GOAL -> Give the records back in full, exactly as they read.

EXCERPTED DATA ->

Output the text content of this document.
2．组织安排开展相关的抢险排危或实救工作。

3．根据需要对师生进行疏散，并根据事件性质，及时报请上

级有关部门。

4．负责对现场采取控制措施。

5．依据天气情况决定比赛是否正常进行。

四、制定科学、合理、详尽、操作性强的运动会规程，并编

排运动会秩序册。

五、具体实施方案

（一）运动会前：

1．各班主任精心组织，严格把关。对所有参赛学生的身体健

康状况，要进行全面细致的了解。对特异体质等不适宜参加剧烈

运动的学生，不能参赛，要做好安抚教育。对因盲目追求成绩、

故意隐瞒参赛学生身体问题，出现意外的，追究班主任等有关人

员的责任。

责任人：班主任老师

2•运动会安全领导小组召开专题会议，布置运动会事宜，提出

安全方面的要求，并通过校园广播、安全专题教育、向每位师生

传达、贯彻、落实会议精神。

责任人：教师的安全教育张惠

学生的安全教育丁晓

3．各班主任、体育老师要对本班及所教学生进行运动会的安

RESULT OF THIS EXERCISE ->
Output the text content of this document.
2．组织安排开展相关的抢险排危或实救工作。

3．根据需要对师生进行疏散，并根据事件性质，及时报请上

级有关部门。

4．负责对现场采取控制措施。

5．依据天气情况决定比赛是否正常进行。

四、制定科学、合理、详尽、操作性强的运动会规程，并编

排运动会秩序册。

五、具体实施方案

（一）运动会前：

1．各班主任精心组织，严格把关。对所有参赛学生的身体健

康状况，要进行全面细致的了解。对特异体质等不适宜参加剧烈

运动的学生，不能参赛，要做好安抚教育。对因盲目追求成绩、

故意隐瞒参赛学生身体问题，出现意外的，追究班主任等有关人

员的责任。

责任人：班主任老师

2•运动会安全领导小组召开专题会议，布置运动会事宜，提出

安全方面的要求，并通过校园广播、安全专题教育、向每位师生

传达、贯彻、落实会议精神。

责任人：教师的安全教育张惠

学生的安全教育丁晓

3．各班主任、体育老师要对本班及所教学生进行运动会的安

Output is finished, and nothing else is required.